Extracted data entries
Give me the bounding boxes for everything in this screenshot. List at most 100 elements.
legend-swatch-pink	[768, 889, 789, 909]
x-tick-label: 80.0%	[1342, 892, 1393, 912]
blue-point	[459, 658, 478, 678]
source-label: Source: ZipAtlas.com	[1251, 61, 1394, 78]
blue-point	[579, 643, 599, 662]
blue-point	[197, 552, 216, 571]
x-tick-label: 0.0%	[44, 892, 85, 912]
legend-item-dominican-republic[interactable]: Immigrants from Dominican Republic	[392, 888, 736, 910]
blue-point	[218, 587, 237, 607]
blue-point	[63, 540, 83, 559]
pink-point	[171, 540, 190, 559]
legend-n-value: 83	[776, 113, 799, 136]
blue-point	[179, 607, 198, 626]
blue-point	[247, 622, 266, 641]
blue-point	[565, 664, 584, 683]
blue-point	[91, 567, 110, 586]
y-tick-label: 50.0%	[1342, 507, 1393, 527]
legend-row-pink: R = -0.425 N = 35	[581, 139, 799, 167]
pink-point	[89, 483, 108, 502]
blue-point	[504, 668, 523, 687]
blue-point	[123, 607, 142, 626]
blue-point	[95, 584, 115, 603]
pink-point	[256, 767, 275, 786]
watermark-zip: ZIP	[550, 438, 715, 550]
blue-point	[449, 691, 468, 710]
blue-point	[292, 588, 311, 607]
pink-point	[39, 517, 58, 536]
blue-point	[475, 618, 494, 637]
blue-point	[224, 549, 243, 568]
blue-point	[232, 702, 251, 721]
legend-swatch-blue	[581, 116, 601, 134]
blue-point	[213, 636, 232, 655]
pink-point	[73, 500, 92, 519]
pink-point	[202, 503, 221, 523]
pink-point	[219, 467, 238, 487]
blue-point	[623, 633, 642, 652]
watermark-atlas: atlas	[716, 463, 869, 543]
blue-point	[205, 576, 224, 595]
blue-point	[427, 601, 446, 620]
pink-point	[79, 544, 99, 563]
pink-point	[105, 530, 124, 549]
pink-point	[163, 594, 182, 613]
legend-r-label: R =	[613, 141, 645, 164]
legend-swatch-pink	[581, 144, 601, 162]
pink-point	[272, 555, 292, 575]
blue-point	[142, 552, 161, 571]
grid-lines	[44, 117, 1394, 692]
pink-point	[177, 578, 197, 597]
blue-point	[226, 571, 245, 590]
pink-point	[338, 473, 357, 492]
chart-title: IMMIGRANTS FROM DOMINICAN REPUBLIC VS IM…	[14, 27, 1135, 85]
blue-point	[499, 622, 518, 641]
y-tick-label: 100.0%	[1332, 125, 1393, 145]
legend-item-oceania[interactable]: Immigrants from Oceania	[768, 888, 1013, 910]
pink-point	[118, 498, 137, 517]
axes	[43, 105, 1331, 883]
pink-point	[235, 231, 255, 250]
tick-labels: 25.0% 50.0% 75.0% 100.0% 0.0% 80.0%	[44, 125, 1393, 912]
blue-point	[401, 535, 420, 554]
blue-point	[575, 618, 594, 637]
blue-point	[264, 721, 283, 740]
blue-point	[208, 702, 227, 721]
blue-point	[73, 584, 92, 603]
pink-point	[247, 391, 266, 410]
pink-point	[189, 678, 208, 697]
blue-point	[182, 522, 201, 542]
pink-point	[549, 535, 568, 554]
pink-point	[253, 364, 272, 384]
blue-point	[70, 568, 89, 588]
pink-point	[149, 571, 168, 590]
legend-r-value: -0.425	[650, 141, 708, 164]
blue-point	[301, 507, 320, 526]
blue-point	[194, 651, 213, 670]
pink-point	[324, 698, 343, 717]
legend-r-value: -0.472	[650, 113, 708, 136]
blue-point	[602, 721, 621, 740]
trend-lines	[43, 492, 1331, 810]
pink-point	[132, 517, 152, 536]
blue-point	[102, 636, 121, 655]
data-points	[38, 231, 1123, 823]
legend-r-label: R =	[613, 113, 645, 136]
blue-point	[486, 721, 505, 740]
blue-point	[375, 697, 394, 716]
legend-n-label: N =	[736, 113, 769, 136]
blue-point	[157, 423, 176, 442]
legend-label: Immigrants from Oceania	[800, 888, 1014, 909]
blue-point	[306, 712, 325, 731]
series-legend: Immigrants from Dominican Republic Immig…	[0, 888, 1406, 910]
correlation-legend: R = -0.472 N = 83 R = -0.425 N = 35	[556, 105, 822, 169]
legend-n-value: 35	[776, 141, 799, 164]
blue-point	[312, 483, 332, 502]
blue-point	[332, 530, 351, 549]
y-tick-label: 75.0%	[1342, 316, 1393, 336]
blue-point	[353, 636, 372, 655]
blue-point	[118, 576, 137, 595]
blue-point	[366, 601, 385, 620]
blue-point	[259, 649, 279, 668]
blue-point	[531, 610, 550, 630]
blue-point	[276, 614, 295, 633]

__Exercise details__: Print every line of the listing above without changing anything.

__Solution to this exercise__:
Give me the bounding boxes for everything in this screenshot. List at most 100 elements.
legend-swatch-pink	[768, 889, 789, 909]
x-tick-label: 80.0%	[1342, 892, 1393, 912]
blue-point	[459, 658, 478, 678]
source-label: Source: ZipAtlas.com	[1251, 61, 1394, 78]
blue-point	[579, 643, 599, 662]
blue-point	[197, 552, 216, 571]
x-tick-label: 0.0%	[44, 892, 85, 912]
legend-item-dominican-republic[interactable]: Immigrants from Dominican Republic	[392, 888, 736, 910]
blue-point	[218, 587, 237, 607]
blue-point	[63, 540, 83, 559]
pink-point	[171, 540, 190, 559]
legend-n-value: 83	[776, 113, 799, 136]
blue-point	[179, 607, 198, 626]
blue-point	[247, 622, 266, 641]
blue-point	[565, 664, 584, 683]
blue-point	[91, 567, 110, 586]
y-tick-label: 50.0%	[1342, 507, 1393, 527]
legend-row-pink: R = -0.425 N = 35	[581, 139, 799, 167]
pink-point	[89, 483, 108, 502]
blue-point	[504, 668, 523, 687]
blue-point	[123, 607, 142, 626]
blue-point	[95, 584, 115, 603]
pink-point	[256, 767, 275, 786]
watermark-zip: ZIP	[550, 438, 715, 550]
blue-point	[449, 691, 468, 710]
blue-point	[292, 588, 311, 607]
pink-point	[39, 517, 58, 536]
blue-point	[475, 618, 494, 637]
blue-point	[224, 549, 243, 568]
blue-point	[232, 702, 251, 721]
legend-swatch-blue	[581, 116, 601, 134]
blue-point	[213, 636, 232, 655]
pink-point	[73, 500, 92, 519]
pink-point	[202, 503, 221, 523]
pink-point	[219, 467, 238, 487]
blue-point	[623, 633, 642, 652]
watermark-atlas: atlas	[716, 463, 869, 543]
blue-point	[205, 576, 224, 595]
blue-point	[427, 601, 446, 620]
pink-point	[79, 544, 99, 563]
pink-point	[105, 530, 124, 549]
pink-point	[163, 594, 182, 613]
legend-r-label: R =	[613, 141, 645, 164]
legend-swatch-pink	[581, 144, 601, 162]
pink-point	[272, 555, 292, 575]
blue-point	[142, 552, 161, 571]
grid-lines	[44, 117, 1394, 692]
pink-point	[177, 578, 197, 597]
blue-point	[226, 571, 245, 590]
pink-point	[338, 473, 357, 492]
chart-title: IMMIGRANTS FROM DOMINICAN REPUBLIC VS IM…	[14, 27, 1135, 85]
blue-point	[499, 622, 518, 641]
y-tick-label: 100.0%	[1332, 125, 1393, 145]
legend-item-oceania[interactable]: Immigrants from Oceania	[768, 888, 1013, 910]
pink-point	[118, 498, 137, 517]
axes	[43, 105, 1331, 883]
pink-point	[235, 231, 255, 250]
tick-labels: 25.0% 50.0% 75.0% 100.0% 0.0% 80.0%	[44, 125, 1393, 912]
blue-point	[401, 535, 420, 554]
blue-point	[575, 618, 594, 637]
blue-point	[264, 721, 283, 740]
blue-point	[208, 702, 227, 721]
blue-point	[73, 584, 92, 603]
pink-point	[247, 391, 266, 410]
pink-point	[189, 678, 208, 697]
blue-point	[182, 522, 201, 542]
pink-point	[549, 535, 568, 554]
pink-point	[253, 364, 272, 384]
blue-point	[70, 568, 89, 588]
pink-point	[149, 571, 168, 590]
legend-r-value: -0.425	[650, 141, 708, 164]
blue-point	[301, 507, 320, 526]
blue-point	[194, 651, 213, 670]
pink-point	[324, 698, 343, 717]
legend-r-value: -0.472	[650, 113, 708, 136]
blue-point	[602, 721, 621, 740]
trend-lines	[43, 492, 1331, 810]
pink-point	[132, 517, 152, 536]
blue-point	[102, 636, 121, 655]
data-points	[38, 231, 1123, 823]
legend-r-label: R =	[613, 113, 645, 136]
blue-point	[486, 721, 505, 740]
blue-point	[375, 697, 394, 716]
legend-n-label: N =	[736, 113, 769, 136]
blue-point	[157, 423, 176, 442]
legend-label: Immigrants from Oceania	[800, 888, 1014, 909]
blue-point	[306, 712, 325, 731]
series-legend: Immigrants from Dominican Republic Immig…	[0, 888, 1406, 910]
correlation-legend: R = -0.472 N = 83 R = -0.425 N = 35	[556, 105, 822, 169]
legend-n-value: 35	[776, 141, 799, 164]
blue-point	[312, 483, 332, 502]
blue-point	[332, 530, 351, 549]
y-tick-label: 75.0%	[1342, 316, 1393, 336]
blue-point	[353, 636, 372, 655]
blue-point	[118, 576, 137, 595]
blue-point	[366, 601, 385, 620]
blue-point	[259, 649, 279, 668]
blue-point	[531, 610, 550, 630]
blue-point	[276, 614, 295, 633]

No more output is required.